Leave out the pictures and restate the rest of the data exactly.

— BEGIN Dataset entries —

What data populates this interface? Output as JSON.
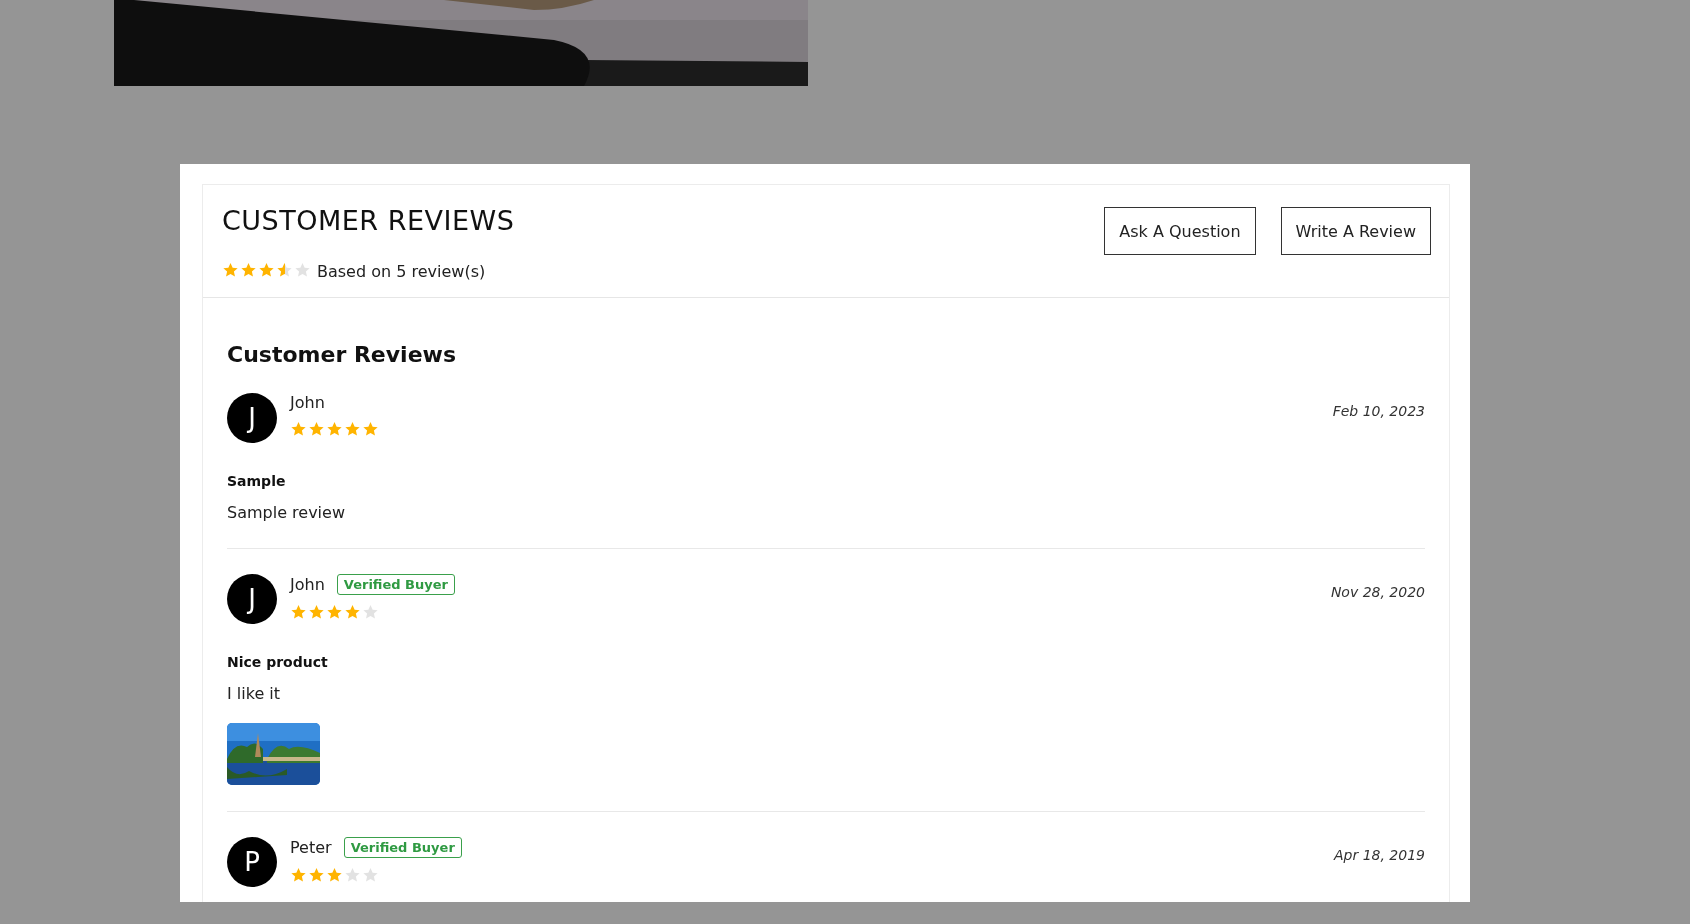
{
  "header": {
    "title": "CUSTOMER REVIEWS",
    "stars": 3.5,
    "summary": "Based on 5 review(s)",
    "buttons": [
      "Ask A Question",
      "Write A Review"
    ]
  },
  "section_title": "Customer Reviews",
  "reviews": [
    {
      "initial": "J",
      "name": "John",
      "verified": false,
      "stars": 5,
      "date": "Feb 10, 2023",
      "title": "Sample",
      "body": "Sample review"
    },
    {
      "initial": "J",
      "name": "John",
      "verified": true,
      "badge": "Verified Buyer",
      "stars": 4,
      "date": "Nov 28, 2020",
      "title": "Nice product",
      "body": "I like it"
    },
    {
      "initial": "P",
      "name": "Peter",
      "verified": true,
      "badge": "Verified Buyer",
      "stars": 3,
      "date": "Apr 18, 2019"
    }
  ]
}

— END Dataset entries —

Exercise response ::
What data populates this interface? Output as JSON.
{
  "header": {
    "title": "CUSTOMER REVIEWS",
    "stars": 3.5,
    "summary": "Based on 5 review(s)",
    "buttons": [
      "Ask A Question",
      "Write A Review"
    ]
  },
  "section_title": "Customer Reviews",
  "reviews": [
    {
      "initial": "J",
      "name": "John",
      "verified": false,
      "stars": 5,
      "date": "Feb 10, 2023",
      "title": "Sample",
      "body": "Sample review"
    },
    {
      "initial": "J",
      "name": "John",
      "verified": true,
      "badge": "Verified Buyer",
      "stars": 4,
      "date": "Nov 28, 2020",
      "title": "Nice product",
      "body": "I like it"
    },
    {
      "initial": "P",
      "name": "Peter",
      "verified": true,
      "badge": "Verified Buyer",
      "stars": 3,
      "date": "Apr 18, 2019"
    }
  ]
}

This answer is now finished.